* **Work to do**: Quote the entries in full, character for character, without their images.

* **Data in this exercise**:
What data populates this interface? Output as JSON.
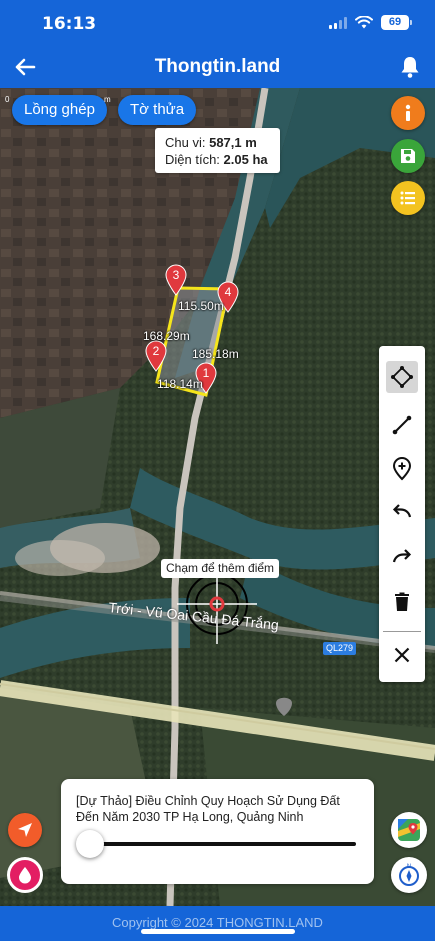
{
  "status_bar": {
    "time": "16:13",
    "battery": "69"
  },
  "app_bar": {
    "title": "Thongtin.land"
  },
  "map": {
    "layer_buttons": [
      {
        "label": "Lồng ghép"
      },
      {
        "label": "Tờ thửa"
      }
    ],
    "measure": {
      "perimeter_label": "Chu vi:",
      "perimeter_value": "587,1 m",
      "area_label": "Diện tích:",
      "area_value": "2.05 ha"
    },
    "markers": [
      "1",
      "2",
      "3",
      "4"
    ],
    "segment_lengths": [
      "115.50m",
      "168.29m",
      "185.18m",
      "118.14m"
    ],
    "hint": "Chạm để thêm điểm",
    "road_label": "Trới - Vũ Oai",
    "bridge_label": "Cầu Đá Trắng",
    "highway_badge": "QL279",
    "tiny_marks": [
      "0",
      "m"
    ]
  },
  "right_actions": [
    "info-icon",
    "save-icon",
    "list-icon"
  ],
  "draw_tools": [
    "move-vertex-icon",
    "draw-line-icon",
    "add-point-icon",
    "undo-icon",
    "redo-icon",
    "trash-icon",
    "close-icon"
  ],
  "layer_card": {
    "name": "[Dự Thảo] Điều Chỉnh Quy Hoạch Sử Dụng Đất Đến Năm 2030 TP Hạ Long, Quảng Ninh",
    "opacity": 0
  },
  "footer": {
    "copyright": "Copyright © 2024 THONGTIN.LAND"
  },
  "colors": {
    "brand_blue": "#1565d8",
    "parcel_outline": "#f5e51b",
    "marker_red": "#e0393e",
    "info_orange": "#f07c1c",
    "save_green": "#3aa53a",
    "list_yellow": "#f3c320"
  }
}
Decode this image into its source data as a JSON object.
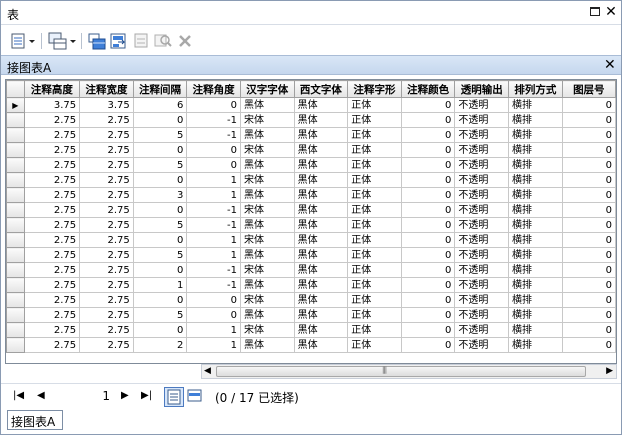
{
  "window": {
    "title": "表",
    "close_glyph": "✕"
  },
  "toolbar": {
    "icons": [
      "table-options-icon",
      "related-tables-icon",
      "select-by-attributes-icon",
      "switch-selection-icon",
      "clear-selection-icon",
      "zoom-to-selected-icon",
      "delete-selected-icon"
    ]
  },
  "tab": {
    "name": "接图表A",
    "close_glyph": "✕"
  },
  "table": {
    "columns": [
      "注释高度",
      "注释宽度",
      "注释间隔",
      "注释角度",
      "汉字字体",
      "西文字体",
      "注释字形",
      "注释颜色",
      "透明输出",
      "排列方式",
      "图层号"
    ],
    "rows": [
      [
        "3.75",
        "3.75",
        "6",
        "0",
        "黑体",
        "黑体",
        "正体",
        "0",
        "不透明",
        "横排",
        "0"
      ],
      [
        "2.75",
        "2.75",
        "0",
        "-1",
        "宋体",
        "黑体",
        "正体",
        "0",
        "不透明",
        "横排",
        "0"
      ],
      [
        "2.75",
        "2.75",
        "5",
        "-1",
        "黑体",
        "黑体",
        "正体",
        "0",
        "不透明",
        "横排",
        "0"
      ],
      [
        "2.75",
        "2.75",
        "0",
        "0",
        "宋体",
        "黑体",
        "正体",
        "0",
        "不透明",
        "横排",
        "0"
      ],
      [
        "2.75",
        "2.75",
        "5",
        "0",
        "黑体",
        "黑体",
        "正体",
        "0",
        "不透明",
        "横排",
        "0"
      ],
      [
        "2.75",
        "2.75",
        "0",
        "1",
        "宋体",
        "黑体",
        "正体",
        "0",
        "不透明",
        "横排",
        "0"
      ],
      [
        "2.75",
        "2.75",
        "3",
        "1",
        "黑体",
        "黑体",
        "正体",
        "0",
        "不透明",
        "横排",
        "0"
      ],
      [
        "2.75",
        "2.75",
        "0",
        "-1",
        "宋体",
        "黑体",
        "正体",
        "0",
        "不透明",
        "横排",
        "0"
      ],
      [
        "2.75",
        "2.75",
        "5",
        "-1",
        "黑体",
        "黑体",
        "正体",
        "0",
        "不透明",
        "横排",
        "0"
      ],
      [
        "2.75",
        "2.75",
        "0",
        "1",
        "宋体",
        "黑体",
        "正体",
        "0",
        "不透明",
        "横排",
        "0"
      ],
      [
        "2.75",
        "2.75",
        "5",
        "1",
        "黑体",
        "黑体",
        "正体",
        "0",
        "不透明",
        "横排",
        "0"
      ],
      [
        "2.75",
        "2.75",
        "0",
        "-1",
        "宋体",
        "黑体",
        "正体",
        "0",
        "不透明",
        "横排",
        "0"
      ],
      [
        "2.75",
        "2.75",
        "1",
        "-1",
        "黑体",
        "黑体",
        "正体",
        "0",
        "不透明",
        "横排",
        "0"
      ],
      [
        "2.75",
        "2.75",
        "0",
        "0",
        "宋体",
        "黑体",
        "正体",
        "0",
        "不透明",
        "横排",
        "0"
      ],
      [
        "2.75",
        "2.75",
        "5",
        "0",
        "黑体",
        "黑体",
        "正体",
        "0",
        "不透明",
        "横排",
        "0"
      ],
      [
        "2.75",
        "2.75",
        "0",
        "1",
        "宋体",
        "黑体",
        "正体",
        "0",
        "不透明",
        "横排",
        "0"
      ],
      [
        "2.75",
        "2.75",
        "2",
        "1",
        "黑体",
        "黑体",
        "正体",
        "0",
        "不透明",
        "横排",
        "0"
      ]
    ],
    "current_row_marker": "▶"
  },
  "scrollbar": {
    "left_arrow": "◀",
    "right_arrow": "▶",
    "grip": "|||"
  },
  "navigation": {
    "first": "|◀",
    "prev": "◀",
    "page": "1",
    "next": "▶",
    "last": "▶|",
    "selection_info": "(0 / 17 已选择)"
  },
  "bottom_tab": {
    "name": "接图表A"
  }
}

* **Completed exercise**:
What data populates this interface? Output as JSON.
{
  "status_bar": {
    "time": "16:13",
    "battery": "69"
  },
  "app_bar": {
    "title": "Thongtin.land"
  },
  "map": {
    "layer_buttons": [
      {
        "label": "Lồng ghép"
      },
      {
        "label": "Tờ thửa"
      }
    ],
    "measure": {
      "perimeter_label": "Chu vi:",
      "perimeter_value": "587,1 m",
      "area_label": "Diện tích:",
      "area_value": "2.05 ha"
    },
    "markers": [
      "1",
      "2",
      "3",
      "4"
    ],
    "segment_lengths": [
      "115.50m",
      "168.29m",
      "185.18m",
      "118.14m"
    ],
    "hint": "Chạm để thêm điểm",
    "road_label": "Trới - Vũ Oai",
    "bridge_label": "Cầu Đá Trắng",
    "highway_badge": "QL279",
    "tiny_marks": [
      "0",
      "m"
    ]
  },
  "right_actions": [
    "info-icon",
    "save-icon",
    "list-icon"
  ],
  "draw_tools": [
    "move-vertex-icon",
    "draw-line-icon",
    "add-point-icon",
    "undo-icon",
    "redo-icon",
    "trash-icon",
    "close-icon"
  ],
  "layer_card": {
    "name": "[Dự Thảo] Điều Chỉnh Quy Hoạch Sử Dụng Đất Đến Năm 2030 TP Hạ Long, Quảng Ninh",
    "opacity": 0
  },
  "footer": {
    "copyright": "Copyright © 2024 THONGTIN.LAND"
  },
  "colors": {
    "brand_blue": "#1565d8",
    "parcel_outline": "#f5e51b",
    "marker_red": "#e0393e",
    "info_orange": "#f07c1c",
    "save_green": "#3aa53a",
    "list_yellow": "#f3c320"
  }
}
Decode this image into its source data as a JSON object.
{
  "window": {
    "title": "表",
    "close_glyph": "✕"
  },
  "toolbar": {
    "icons": [
      "table-options-icon",
      "related-tables-icon",
      "select-by-attributes-icon",
      "switch-selection-icon",
      "clear-selection-icon",
      "zoom-to-selected-icon",
      "delete-selected-icon"
    ]
  },
  "tab": {
    "name": "接图表A",
    "close_glyph": "✕"
  },
  "table": {
    "columns": [
      "注释高度",
      "注释宽度",
      "注释间隔",
      "注释角度",
      "汉字字体",
      "西文字体",
      "注释字形",
      "注释颜色",
      "透明输出",
      "排列方式",
      "图层号"
    ],
    "rows": [
      [
        "3.75",
        "3.75",
        "6",
        "0",
        "黑体",
        "黑体",
        "正体",
        "0",
        "不透明",
        "横排",
        "0"
      ],
      [
        "2.75",
        "2.75",
        "0",
        "-1",
        "宋体",
        "黑体",
        "正体",
        "0",
        "不透明",
        "横排",
        "0"
      ],
      [
        "2.75",
        "2.75",
        "5",
        "-1",
        "黑体",
        "黑体",
        "正体",
        "0",
        "不透明",
        "横排",
        "0"
      ],
      [
        "2.75",
        "2.75",
        "0",
        "0",
        "宋体",
        "黑体",
        "正体",
        "0",
        "不透明",
        "横排",
        "0"
      ],
      [
        "2.75",
        "2.75",
        "5",
        "0",
        "黑体",
        "黑体",
        "正体",
        "0",
        "不透明",
        "横排",
        "0"
      ],
      [
        "2.75",
        "2.75",
        "0",
        "1",
        "宋体",
        "黑体",
        "正体",
        "0",
        "不透明",
        "横排",
        "0"
      ],
      [
        "2.75",
        "2.75",
        "3",
        "1",
        "黑体",
        "黑体",
        "正体",
        "0",
        "不透明",
        "横排",
        "0"
      ],
      [
        "2.75",
        "2.75",
        "0",
        "-1",
        "宋体",
        "黑体",
        "正体",
        "0",
        "不透明",
        "横排",
        "0"
      ],
      [
        "2.75",
        "2.75",
        "5",
        "-1",
        "黑体",
        "黑体",
        "正体",
        "0",
        "不透明",
        "横排",
        "0"
      ],
      [
        "2.75",
        "2.75",
        "0",
        "1",
        "宋体",
        "黑体",
        "正体",
        "0",
        "不透明",
        "横排",
        "0"
      ],
      [
        "2.75",
        "2.75",
        "5",
        "1",
        "黑体",
        "黑体",
        "正体",
        "0",
        "不透明",
        "横排",
        "0"
      ],
      [
        "2.75",
        "2.75",
        "0",
        "-1",
        "宋体",
        "黑体",
        "正体",
        "0",
        "不透明",
        "横排",
        "0"
      ],
      [
        "2.75",
        "2.75",
        "1",
        "-1",
        "黑体",
        "黑体",
        "正体",
        "0",
        "不透明",
        "横排",
        "0"
      ],
      [
        "2.75",
        "2.75",
        "0",
        "0",
        "宋体",
        "黑体",
        "正体",
        "0",
        "不透明",
        "横排",
        "0"
      ],
      [
        "2.75",
        "2.75",
        "5",
        "0",
        "黑体",
        "黑体",
        "正体",
        "0",
        "不透明",
        "横排",
        "0"
      ],
      [
        "2.75",
        "2.75",
        "0",
        "1",
        "宋体",
        "黑体",
        "正体",
        "0",
        "不透明",
        "横排",
        "0"
      ],
      [
        "2.75",
        "2.75",
        "2",
        "1",
        "黑体",
        "黑体",
        "正体",
        "0",
        "不透明",
        "横排",
        "0"
      ]
    ],
    "current_row_marker": "▶"
  },
  "scrollbar": {
    "left_arrow": "◀",
    "right_arrow": "▶",
    "grip": "|||"
  },
  "navigation": {
    "first": "|◀",
    "prev": "◀",
    "page": "1",
    "next": "▶",
    "last": "▶|",
    "selection_info": "(0 / 17 已选择)"
  },
  "bottom_tab": {
    "name": "接图表A"
  }
}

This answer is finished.